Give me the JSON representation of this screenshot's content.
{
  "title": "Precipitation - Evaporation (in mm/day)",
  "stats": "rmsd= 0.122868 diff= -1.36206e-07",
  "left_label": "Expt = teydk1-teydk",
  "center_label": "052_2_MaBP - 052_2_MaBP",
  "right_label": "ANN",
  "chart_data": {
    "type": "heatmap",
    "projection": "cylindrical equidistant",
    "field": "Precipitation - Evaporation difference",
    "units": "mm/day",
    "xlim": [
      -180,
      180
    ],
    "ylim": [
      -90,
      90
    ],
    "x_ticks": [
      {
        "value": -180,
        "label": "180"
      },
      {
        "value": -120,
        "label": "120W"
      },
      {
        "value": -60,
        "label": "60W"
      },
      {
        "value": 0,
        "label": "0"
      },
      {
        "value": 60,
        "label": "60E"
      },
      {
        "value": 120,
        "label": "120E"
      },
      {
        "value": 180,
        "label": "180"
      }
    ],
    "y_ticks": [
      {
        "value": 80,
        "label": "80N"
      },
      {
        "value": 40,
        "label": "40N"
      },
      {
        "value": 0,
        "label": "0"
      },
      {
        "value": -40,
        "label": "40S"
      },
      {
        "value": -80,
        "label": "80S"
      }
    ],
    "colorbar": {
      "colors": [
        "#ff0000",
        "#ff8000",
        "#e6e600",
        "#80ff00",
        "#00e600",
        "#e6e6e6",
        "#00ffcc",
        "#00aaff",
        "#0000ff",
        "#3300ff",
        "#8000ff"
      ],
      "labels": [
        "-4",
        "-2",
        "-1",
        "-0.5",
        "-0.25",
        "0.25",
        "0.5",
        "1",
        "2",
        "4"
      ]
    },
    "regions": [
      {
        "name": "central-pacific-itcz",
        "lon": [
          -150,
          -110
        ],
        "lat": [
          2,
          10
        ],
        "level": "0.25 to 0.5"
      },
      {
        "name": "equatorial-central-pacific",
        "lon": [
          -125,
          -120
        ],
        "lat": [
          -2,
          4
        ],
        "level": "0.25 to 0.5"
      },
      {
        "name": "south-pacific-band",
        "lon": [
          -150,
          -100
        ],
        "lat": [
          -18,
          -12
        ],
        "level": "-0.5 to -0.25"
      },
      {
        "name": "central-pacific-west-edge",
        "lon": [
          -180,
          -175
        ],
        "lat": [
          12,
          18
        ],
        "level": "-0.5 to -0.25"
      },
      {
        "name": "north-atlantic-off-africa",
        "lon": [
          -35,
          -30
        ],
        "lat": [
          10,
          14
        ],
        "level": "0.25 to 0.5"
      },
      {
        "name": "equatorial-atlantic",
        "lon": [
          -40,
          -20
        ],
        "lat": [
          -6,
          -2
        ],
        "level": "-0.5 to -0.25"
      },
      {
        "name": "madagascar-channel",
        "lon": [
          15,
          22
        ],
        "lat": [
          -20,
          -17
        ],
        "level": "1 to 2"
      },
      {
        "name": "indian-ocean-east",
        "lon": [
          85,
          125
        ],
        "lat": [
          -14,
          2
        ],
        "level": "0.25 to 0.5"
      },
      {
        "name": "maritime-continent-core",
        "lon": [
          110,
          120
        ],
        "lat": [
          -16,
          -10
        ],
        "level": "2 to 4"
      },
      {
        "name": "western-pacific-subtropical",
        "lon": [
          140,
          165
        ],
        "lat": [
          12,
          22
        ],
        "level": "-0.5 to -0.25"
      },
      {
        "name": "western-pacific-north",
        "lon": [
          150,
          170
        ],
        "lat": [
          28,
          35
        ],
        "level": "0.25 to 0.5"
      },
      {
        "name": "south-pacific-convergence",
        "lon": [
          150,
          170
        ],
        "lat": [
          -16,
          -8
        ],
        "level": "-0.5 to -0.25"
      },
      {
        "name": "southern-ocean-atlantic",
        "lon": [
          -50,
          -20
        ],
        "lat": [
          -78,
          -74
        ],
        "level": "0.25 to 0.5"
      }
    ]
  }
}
******
● WORK TO DO:
Please repeat the listing exactly, with nothing left out.

● ANSWER FOR THIS EXERCISE:
Give me the JSON representation of this screenshot's content.
{
  "title": "Precipitation - Evaporation (in mm/day)",
  "stats": "rmsd= 0.122868 diff= -1.36206e-07",
  "left_label": "Expt = teydk1-teydk",
  "center_label": "052_2_MaBP - 052_2_MaBP",
  "right_label": "ANN",
  "chart_data": {
    "type": "heatmap",
    "projection": "cylindrical equidistant",
    "field": "Precipitation - Evaporation difference",
    "units": "mm/day",
    "xlim": [
      -180,
      180
    ],
    "ylim": [
      -90,
      90
    ],
    "x_ticks": [
      {
        "value": -180,
        "label": "180"
      },
      {
        "value": -120,
        "label": "120W"
      },
      {
        "value": -60,
        "label": "60W"
      },
      {
        "value": 0,
        "label": "0"
      },
      {
        "value": 60,
        "label": "60E"
      },
      {
        "value": 120,
        "label": "120E"
      },
      {
        "value": 180,
        "label": "180"
      }
    ],
    "y_ticks": [
      {
        "value": 80,
        "label": "80N"
      },
      {
        "value": 40,
        "label": "40N"
      },
      {
        "value": 0,
        "label": "0"
      },
      {
        "value": -40,
        "label": "40S"
      },
      {
        "value": -80,
        "label": "80S"
      }
    ],
    "colorbar": {
      "colors": [
        "#ff0000",
        "#ff8000",
        "#e6e600",
        "#80ff00",
        "#00e600",
        "#e6e6e6",
        "#00ffcc",
        "#00aaff",
        "#0000ff",
        "#3300ff",
        "#8000ff"
      ],
      "labels": [
        "-4",
        "-2",
        "-1",
        "-0.5",
        "-0.25",
        "0.25",
        "0.5",
        "1",
        "2",
        "4"
      ]
    },
    "regions": [
      {
        "name": "central-pacific-itcz",
        "lon": [
          -150,
          -110
        ],
        "lat": [
          2,
          10
        ],
        "level": "0.25 to 0.5"
      },
      {
        "name": "equatorial-central-pacific",
        "lon": [
          -125,
          -120
        ],
        "lat": [
          -2,
          4
        ],
        "level": "0.25 to 0.5"
      },
      {
        "name": "south-pacific-band",
        "lon": [
          -150,
          -100
        ],
        "lat": [
          -18,
          -12
        ],
        "level": "-0.5 to -0.25"
      },
      {
        "name": "central-pacific-west-edge",
        "lon": [
          -180,
          -175
        ],
        "lat": [
          12,
          18
        ],
        "level": "-0.5 to -0.25"
      },
      {
        "name": "north-atlantic-off-africa",
        "lon": [
          -35,
          -30
        ],
        "lat": [
          10,
          14
        ],
        "level": "0.25 to 0.5"
      },
      {
        "name": "equatorial-atlantic",
        "lon": [
          -40,
          -20
        ],
        "lat": [
          -6,
          -2
        ],
        "level": "-0.5 to -0.25"
      },
      {
        "name": "madagascar-channel",
        "lon": [
          15,
          22
        ],
        "lat": [
          -20,
          -17
        ],
        "level": "1 to 2"
      },
      {
        "name": "indian-ocean-east",
        "lon": [
          85,
          125
        ],
        "lat": [
          -14,
          2
        ],
        "level": "0.25 to 0.5"
      },
      {
        "name": "maritime-continent-core",
        "lon": [
          110,
          120
        ],
        "lat": [
          -16,
          -10
        ],
        "level": "2 to 4"
      },
      {
        "name": "western-pacific-subtropical",
        "lon": [
          140,
          165
        ],
        "lat": [
          12,
          22
        ],
        "level": "-0.5 to -0.25"
      },
      {
        "name": "western-pacific-north",
        "lon": [
          150,
          170
        ],
        "lat": [
          28,
          35
        ],
        "level": "0.25 to 0.5"
      },
      {
        "name": "south-pacific-convergence",
        "lon": [
          150,
          170
        ],
        "lat": [
          -16,
          -8
        ],
        "level": "-0.5 to -0.25"
      },
      {
        "name": "southern-ocean-atlantic",
        "lon": [
          -50,
          -20
        ],
        "lat": [
          -78,
          -74
        ],
        "level": "0.25 to 0.5"
      }
    ]
  }
}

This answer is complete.